Exercise task: Keep only the lines of the listing that include the word "дорожно", and copy them.

Provided data:
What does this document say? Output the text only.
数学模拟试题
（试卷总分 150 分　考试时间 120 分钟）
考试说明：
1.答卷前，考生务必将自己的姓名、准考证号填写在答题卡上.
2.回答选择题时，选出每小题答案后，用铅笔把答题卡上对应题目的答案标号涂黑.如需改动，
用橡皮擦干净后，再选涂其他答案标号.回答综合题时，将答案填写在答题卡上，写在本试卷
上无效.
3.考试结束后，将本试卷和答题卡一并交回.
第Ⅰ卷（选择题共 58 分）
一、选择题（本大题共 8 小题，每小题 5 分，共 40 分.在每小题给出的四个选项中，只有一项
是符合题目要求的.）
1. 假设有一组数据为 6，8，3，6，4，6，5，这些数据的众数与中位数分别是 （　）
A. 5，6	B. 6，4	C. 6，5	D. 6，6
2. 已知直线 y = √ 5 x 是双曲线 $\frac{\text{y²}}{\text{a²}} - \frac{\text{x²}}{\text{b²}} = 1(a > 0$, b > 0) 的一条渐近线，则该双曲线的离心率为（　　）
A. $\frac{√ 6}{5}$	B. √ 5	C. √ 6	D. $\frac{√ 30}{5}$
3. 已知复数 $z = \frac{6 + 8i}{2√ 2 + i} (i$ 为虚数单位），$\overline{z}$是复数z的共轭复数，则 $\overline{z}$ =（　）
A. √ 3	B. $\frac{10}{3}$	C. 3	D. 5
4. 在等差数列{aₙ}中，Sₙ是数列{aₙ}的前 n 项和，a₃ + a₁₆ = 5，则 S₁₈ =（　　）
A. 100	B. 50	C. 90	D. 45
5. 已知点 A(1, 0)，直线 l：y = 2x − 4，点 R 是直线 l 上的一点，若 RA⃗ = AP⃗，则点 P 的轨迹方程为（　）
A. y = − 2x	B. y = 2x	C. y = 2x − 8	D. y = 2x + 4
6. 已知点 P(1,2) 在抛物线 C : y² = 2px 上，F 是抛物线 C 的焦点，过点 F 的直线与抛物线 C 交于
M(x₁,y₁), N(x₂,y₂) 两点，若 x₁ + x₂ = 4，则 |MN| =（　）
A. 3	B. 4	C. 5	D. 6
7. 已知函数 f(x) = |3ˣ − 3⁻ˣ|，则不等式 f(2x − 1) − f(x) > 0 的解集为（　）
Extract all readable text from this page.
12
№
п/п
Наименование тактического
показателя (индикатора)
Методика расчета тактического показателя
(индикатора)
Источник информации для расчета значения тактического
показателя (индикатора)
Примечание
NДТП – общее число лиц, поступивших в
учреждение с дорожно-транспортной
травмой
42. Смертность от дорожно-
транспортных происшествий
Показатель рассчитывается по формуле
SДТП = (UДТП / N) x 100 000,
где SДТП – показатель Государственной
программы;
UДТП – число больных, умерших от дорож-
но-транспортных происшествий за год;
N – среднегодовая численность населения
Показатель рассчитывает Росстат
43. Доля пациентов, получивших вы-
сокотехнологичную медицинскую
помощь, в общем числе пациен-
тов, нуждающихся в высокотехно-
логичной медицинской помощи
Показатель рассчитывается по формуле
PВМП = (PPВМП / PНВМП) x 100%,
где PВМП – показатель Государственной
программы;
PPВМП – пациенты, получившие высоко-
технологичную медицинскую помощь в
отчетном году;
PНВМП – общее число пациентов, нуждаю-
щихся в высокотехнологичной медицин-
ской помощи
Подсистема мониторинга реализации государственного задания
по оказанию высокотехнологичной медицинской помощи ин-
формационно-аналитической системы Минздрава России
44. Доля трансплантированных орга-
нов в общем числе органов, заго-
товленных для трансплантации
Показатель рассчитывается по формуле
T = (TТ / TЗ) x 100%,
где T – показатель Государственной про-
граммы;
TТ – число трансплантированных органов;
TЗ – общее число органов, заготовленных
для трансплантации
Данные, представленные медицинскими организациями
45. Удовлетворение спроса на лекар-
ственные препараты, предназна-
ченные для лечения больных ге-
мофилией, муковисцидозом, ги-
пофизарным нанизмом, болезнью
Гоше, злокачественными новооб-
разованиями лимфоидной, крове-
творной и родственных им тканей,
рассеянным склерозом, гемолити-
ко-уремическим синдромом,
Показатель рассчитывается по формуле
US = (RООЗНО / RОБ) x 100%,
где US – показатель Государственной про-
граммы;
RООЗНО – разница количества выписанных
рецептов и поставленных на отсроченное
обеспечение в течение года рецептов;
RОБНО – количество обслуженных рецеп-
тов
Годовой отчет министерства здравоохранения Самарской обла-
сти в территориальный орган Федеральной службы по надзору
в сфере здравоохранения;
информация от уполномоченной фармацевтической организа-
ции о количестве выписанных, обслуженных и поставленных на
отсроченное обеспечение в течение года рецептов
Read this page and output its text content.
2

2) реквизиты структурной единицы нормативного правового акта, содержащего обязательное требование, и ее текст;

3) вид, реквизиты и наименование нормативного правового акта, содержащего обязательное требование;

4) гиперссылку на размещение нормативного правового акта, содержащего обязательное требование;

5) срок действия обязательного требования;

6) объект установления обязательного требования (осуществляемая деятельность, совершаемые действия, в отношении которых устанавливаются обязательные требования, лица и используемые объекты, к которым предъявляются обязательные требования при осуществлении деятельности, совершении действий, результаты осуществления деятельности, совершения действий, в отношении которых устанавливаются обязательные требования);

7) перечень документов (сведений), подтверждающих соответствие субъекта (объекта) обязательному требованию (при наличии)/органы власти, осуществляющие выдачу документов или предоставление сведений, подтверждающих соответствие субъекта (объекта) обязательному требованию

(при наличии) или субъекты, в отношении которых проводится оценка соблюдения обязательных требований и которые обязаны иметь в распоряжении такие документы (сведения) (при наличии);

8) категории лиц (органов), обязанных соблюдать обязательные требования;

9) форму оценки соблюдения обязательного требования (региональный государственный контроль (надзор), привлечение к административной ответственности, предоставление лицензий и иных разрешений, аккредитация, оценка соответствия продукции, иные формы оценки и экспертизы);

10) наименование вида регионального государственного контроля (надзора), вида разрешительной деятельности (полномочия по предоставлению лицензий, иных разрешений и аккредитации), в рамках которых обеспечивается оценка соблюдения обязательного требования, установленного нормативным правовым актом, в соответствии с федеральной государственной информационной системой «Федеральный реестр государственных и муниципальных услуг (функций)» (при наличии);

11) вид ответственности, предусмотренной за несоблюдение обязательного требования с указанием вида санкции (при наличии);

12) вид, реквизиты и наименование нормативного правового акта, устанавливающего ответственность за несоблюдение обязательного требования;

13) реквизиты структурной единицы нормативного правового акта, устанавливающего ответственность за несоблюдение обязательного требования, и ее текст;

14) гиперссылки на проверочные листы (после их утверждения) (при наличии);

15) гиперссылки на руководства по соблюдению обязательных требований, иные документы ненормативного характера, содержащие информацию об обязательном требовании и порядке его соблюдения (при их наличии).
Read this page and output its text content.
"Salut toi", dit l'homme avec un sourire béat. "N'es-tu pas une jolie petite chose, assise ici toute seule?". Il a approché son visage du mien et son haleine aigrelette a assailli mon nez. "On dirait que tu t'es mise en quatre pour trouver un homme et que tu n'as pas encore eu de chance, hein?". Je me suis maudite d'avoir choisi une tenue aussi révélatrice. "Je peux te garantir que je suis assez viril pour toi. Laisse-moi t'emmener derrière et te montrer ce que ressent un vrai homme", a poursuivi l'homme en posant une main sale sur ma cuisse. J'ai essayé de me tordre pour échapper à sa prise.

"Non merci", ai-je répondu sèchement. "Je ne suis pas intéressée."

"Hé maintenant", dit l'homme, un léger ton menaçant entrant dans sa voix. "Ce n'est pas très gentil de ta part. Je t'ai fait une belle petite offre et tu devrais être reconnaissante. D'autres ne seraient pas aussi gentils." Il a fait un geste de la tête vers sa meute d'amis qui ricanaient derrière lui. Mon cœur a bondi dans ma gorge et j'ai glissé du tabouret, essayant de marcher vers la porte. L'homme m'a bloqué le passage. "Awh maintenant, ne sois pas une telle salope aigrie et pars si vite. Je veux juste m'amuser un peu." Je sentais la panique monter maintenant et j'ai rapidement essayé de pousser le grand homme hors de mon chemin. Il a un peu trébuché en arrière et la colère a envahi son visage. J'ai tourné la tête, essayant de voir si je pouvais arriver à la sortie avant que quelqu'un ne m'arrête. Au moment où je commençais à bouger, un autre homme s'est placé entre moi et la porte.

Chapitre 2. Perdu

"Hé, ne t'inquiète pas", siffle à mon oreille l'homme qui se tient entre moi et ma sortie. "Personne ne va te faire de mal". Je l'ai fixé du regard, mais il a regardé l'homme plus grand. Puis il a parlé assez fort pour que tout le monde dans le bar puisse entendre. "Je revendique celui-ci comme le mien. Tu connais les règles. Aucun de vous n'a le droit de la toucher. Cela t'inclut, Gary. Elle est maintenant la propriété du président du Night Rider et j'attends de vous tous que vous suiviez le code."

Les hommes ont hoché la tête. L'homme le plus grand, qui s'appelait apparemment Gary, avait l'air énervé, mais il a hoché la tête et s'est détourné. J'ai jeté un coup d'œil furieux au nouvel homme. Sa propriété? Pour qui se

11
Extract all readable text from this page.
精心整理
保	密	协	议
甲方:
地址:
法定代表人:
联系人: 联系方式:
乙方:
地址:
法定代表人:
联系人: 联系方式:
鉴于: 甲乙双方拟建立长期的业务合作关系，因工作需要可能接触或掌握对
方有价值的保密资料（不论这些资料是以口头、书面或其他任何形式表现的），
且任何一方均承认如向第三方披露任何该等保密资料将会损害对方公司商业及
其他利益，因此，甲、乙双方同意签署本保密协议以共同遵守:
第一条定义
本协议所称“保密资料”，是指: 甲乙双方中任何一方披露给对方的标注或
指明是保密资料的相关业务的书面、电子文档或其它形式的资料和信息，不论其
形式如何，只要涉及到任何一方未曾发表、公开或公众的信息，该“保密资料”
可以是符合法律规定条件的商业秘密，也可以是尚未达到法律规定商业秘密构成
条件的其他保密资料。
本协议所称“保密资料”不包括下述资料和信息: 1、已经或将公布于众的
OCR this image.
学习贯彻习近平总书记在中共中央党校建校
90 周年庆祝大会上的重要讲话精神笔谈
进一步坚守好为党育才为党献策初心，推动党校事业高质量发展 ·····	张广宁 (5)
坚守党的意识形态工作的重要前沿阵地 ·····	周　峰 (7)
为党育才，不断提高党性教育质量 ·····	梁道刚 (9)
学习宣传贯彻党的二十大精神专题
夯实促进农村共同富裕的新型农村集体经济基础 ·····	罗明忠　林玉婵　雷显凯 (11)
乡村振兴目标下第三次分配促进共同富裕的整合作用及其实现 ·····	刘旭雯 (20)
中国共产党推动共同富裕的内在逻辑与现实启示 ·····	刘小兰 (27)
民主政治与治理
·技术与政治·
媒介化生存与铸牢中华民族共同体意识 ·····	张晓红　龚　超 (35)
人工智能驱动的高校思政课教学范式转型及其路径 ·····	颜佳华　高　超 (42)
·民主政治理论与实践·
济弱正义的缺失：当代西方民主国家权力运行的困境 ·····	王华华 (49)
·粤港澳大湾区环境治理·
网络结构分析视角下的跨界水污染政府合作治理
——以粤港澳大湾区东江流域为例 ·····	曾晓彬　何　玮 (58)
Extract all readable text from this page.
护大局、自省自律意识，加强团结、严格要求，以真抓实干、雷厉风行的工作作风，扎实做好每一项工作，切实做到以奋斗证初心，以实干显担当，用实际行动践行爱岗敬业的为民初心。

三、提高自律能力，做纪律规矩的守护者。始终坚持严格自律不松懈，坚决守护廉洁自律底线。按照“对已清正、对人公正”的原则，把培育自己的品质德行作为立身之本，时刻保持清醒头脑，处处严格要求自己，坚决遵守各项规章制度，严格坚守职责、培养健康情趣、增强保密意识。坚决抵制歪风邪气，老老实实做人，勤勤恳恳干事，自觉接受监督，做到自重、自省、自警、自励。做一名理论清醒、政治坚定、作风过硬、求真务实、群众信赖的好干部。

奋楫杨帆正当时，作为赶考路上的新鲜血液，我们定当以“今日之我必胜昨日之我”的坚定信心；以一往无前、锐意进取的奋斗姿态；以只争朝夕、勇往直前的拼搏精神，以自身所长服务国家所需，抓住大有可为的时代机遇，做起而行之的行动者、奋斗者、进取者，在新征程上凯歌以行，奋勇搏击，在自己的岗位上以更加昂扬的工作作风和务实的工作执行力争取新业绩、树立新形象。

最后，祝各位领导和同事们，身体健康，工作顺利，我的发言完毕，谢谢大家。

Problem solution:
учреждение с дорожно-транспортной
42. Смертность от дорожно-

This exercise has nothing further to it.